▶ **REQUIREMENTS**:
Identify all lines in the data containing the string "인공지능과". Copy them out.
::::
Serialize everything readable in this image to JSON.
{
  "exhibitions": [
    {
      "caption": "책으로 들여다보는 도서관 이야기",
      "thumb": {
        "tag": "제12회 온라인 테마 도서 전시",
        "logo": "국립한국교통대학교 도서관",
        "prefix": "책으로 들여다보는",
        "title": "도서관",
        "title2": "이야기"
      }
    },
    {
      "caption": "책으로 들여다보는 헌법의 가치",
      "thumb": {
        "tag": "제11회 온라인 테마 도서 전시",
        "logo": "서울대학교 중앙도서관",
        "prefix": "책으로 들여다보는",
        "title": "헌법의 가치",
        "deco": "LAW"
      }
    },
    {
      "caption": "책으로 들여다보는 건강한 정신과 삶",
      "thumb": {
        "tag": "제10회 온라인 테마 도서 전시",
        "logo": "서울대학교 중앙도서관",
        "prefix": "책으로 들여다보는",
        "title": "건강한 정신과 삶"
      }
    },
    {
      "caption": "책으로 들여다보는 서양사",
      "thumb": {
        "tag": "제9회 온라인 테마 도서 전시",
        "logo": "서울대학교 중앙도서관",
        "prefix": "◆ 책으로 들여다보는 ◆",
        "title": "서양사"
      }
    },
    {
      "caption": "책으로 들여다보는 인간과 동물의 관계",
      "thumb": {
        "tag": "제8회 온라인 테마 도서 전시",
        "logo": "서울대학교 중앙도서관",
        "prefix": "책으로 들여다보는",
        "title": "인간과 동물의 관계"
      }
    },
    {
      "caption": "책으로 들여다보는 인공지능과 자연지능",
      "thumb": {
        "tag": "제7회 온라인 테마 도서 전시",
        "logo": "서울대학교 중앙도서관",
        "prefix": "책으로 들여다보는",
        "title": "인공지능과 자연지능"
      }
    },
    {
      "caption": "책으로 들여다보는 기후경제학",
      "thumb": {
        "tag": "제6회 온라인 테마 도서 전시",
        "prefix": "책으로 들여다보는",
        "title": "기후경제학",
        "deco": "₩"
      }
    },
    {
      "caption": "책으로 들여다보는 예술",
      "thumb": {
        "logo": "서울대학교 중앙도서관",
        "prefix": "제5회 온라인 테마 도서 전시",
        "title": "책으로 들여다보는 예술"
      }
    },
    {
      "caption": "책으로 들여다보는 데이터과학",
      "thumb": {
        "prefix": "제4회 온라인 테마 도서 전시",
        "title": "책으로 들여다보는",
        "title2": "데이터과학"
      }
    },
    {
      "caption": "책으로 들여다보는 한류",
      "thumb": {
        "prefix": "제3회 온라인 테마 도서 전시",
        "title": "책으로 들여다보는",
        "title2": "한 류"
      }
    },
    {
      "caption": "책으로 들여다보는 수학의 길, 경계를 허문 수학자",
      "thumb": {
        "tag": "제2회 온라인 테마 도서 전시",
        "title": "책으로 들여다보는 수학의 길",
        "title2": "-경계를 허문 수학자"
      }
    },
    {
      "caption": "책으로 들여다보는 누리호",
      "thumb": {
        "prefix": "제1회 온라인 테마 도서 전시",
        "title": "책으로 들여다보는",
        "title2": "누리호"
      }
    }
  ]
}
::::
▶ **OUTPUT FOR THIS TASK**:
      "caption": "책으로 들여다보는 인공지능과 자연지능",
        "title": "인공지능과 자연지능"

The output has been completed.